(Extracted records)
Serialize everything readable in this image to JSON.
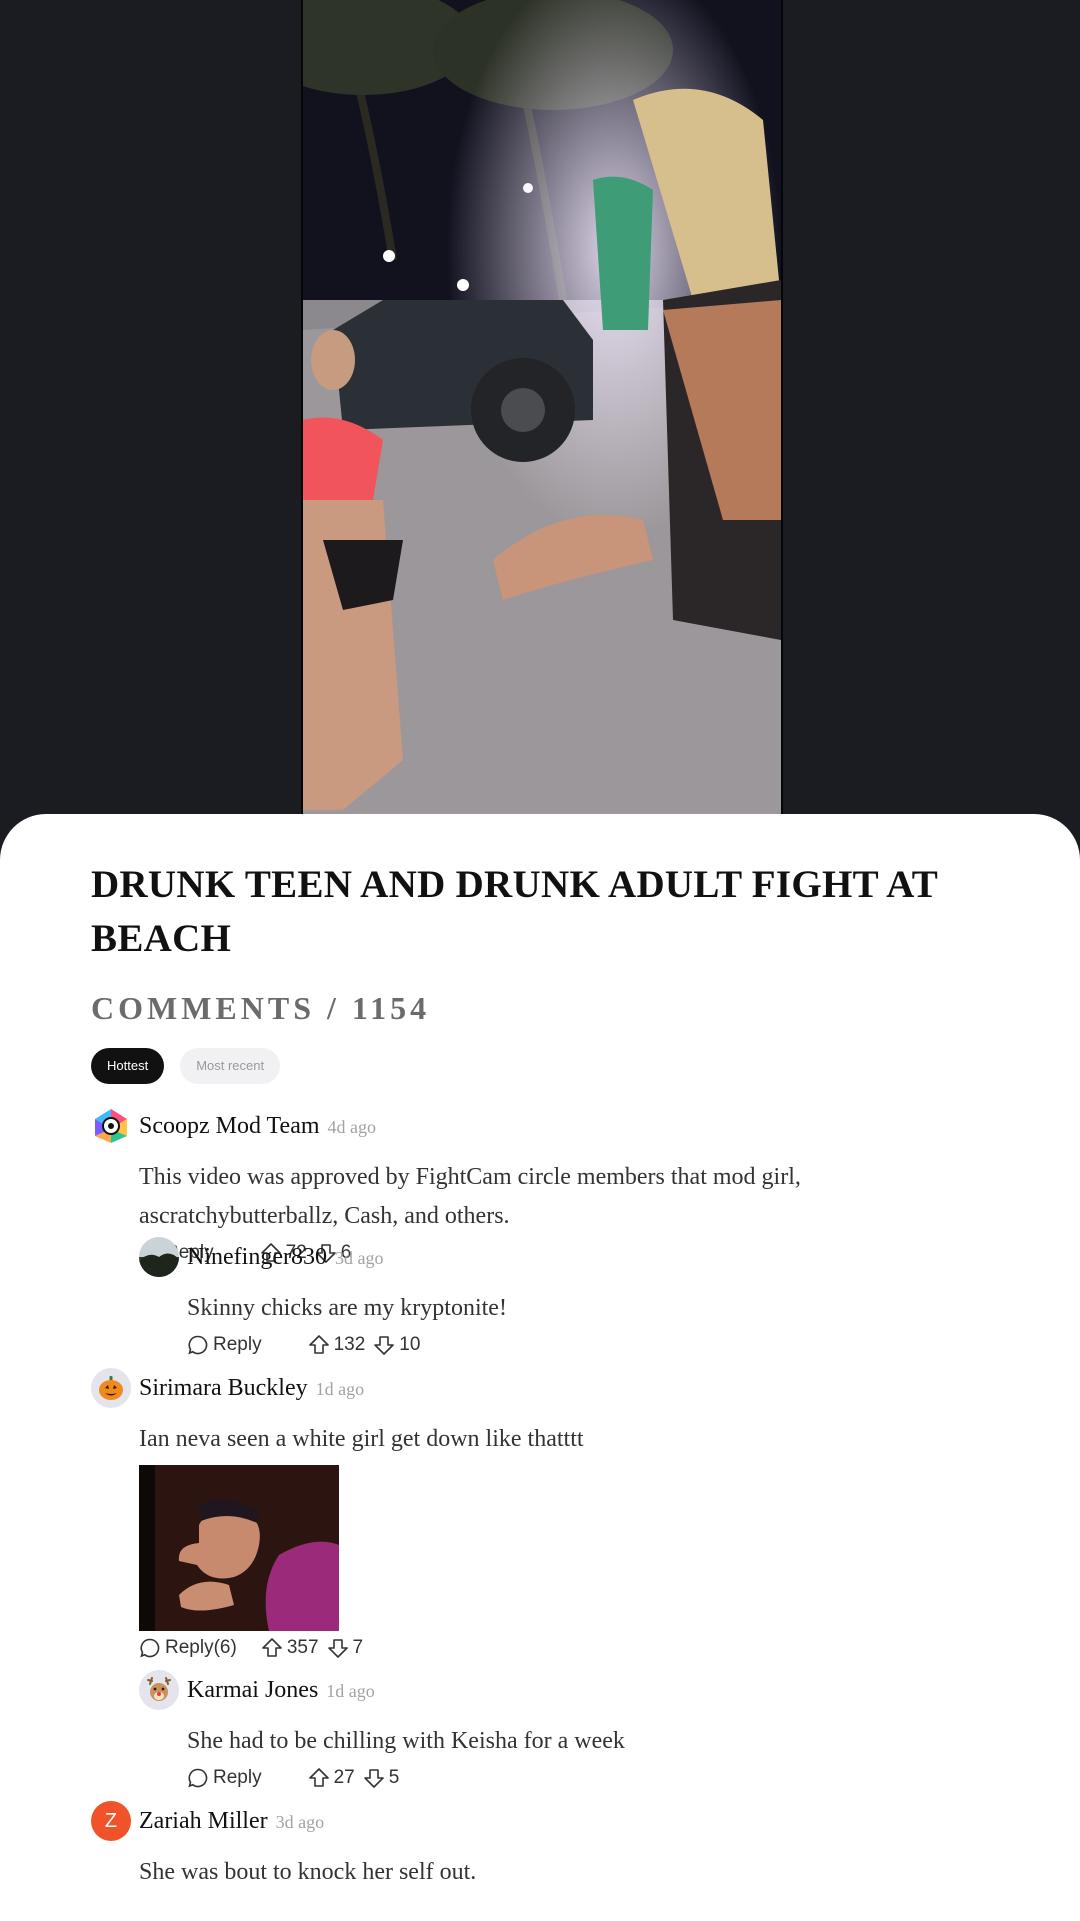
{
  "post": {
    "title": "DRUNK TEEN AND DRUNK ADULT FIGHT AT BEACH"
  },
  "comments_section": {
    "label": "COMMENTS",
    "separator": " / ",
    "count": "1154",
    "sort_tabs": [
      {
        "label": "Hottest",
        "active": true
      },
      {
        "label": "Most recent",
        "active": false
      }
    ]
  },
  "comments": [
    {
      "author": "Scoopz Mod Team",
      "time": "4d ago",
      "text": "This video was approved by FightCam circle members that mod girl, ascratchybutterballz, Cash, and others.",
      "reply_label": "Reply",
      "upvotes": "72",
      "downvotes": "6",
      "avatar_icon": "scoopz-logo-icon"
    },
    {
      "author": "Ninefinger830",
      "time": "3d ago",
      "text": "Skinny chicks are my kryptonite!",
      "reply_label": "Reply",
      "upvotes": "132",
      "downvotes": "10",
      "avatar_icon": "landscape-photo-avatar"
    },
    {
      "author": "Sirimara Buckley",
      "time": "1d ago",
      "text": "Ian neva seen a white girl get down like thatttt",
      "reply_label": "Reply(6)",
      "upvotes": "357",
      "downvotes": "7",
      "avatar_icon": "pumpkin-icon"
    },
    {
      "author": "Karmai Jones",
      "time": "1d ago",
      "text": "She had to be chilling with Keisha for a week",
      "reply_label": "Reply",
      "upvotes": "27",
      "downvotes": "5",
      "avatar_icon": "reindeer-icon"
    },
    {
      "author": "Zariah Miller",
      "time": "3d ago",
      "text": "She was bout to knock her self out.",
      "avatar_letter": "Z",
      "avatar_color": "#f0522a"
    }
  ],
  "colors": {
    "background_dark": "#1a1c22",
    "sheet": "#ffffff",
    "active_tab": "#111111",
    "muted_text": "#a2a2a2"
  }
}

Stated problem
Reproduce each line of the records exactly, and omit every picture.

Correct response
Serialize everything readable in this image to JSON.
{
  "post": {
    "title": "DRUNK TEEN AND DRUNK ADULT FIGHT AT BEACH"
  },
  "comments_section": {
    "label": "COMMENTS",
    "separator": " / ",
    "count": "1154",
    "sort_tabs": [
      {
        "label": "Hottest",
        "active": true
      },
      {
        "label": "Most recent",
        "active": false
      }
    ]
  },
  "comments": [
    {
      "author": "Scoopz Mod Team",
      "time": "4d ago",
      "text": "This video was approved by FightCam circle members that mod girl, ascratchybutterballz, Cash, and others.",
      "reply_label": "Reply",
      "upvotes": "72",
      "downvotes": "6",
      "avatar_icon": "scoopz-logo-icon"
    },
    {
      "author": "Ninefinger830",
      "time": "3d ago",
      "text": "Skinny chicks are my kryptonite!",
      "reply_label": "Reply",
      "upvotes": "132",
      "downvotes": "10",
      "avatar_icon": "landscape-photo-avatar"
    },
    {
      "author": "Sirimara Buckley",
      "time": "1d ago",
      "text": "Ian neva seen a white girl get down like thatttt",
      "reply_label": "Reply(6)",
      "upvotes": "357",
      "downvotes": "7",
      "avatar_icon": "pumpkin-icon"
    },
    {
      "author": "Karmai Jones",
      "time": "1d ago",
      "text": "She had to be chilling with Keisha for a week",
      "reply_label": "Reply",
      "upvotes": "27",
      "downvotes": "5",
      "avatar_icon": "reindeer-icon"
    },
    {
      "author": "Zariah Miller",
      "time": "3d ago",
      "text": "She was bout to knock her self out.",
      "avatar_letter": "Z",
      "avatar_color": "#f0522a"
    }
  ],
  "colors": {
    "background_dark": "#1a1c22",
    "sheet": "#ffffff",
    "active_tab": "#111111",
    "muted_text": "#a2a2a2"
  }
}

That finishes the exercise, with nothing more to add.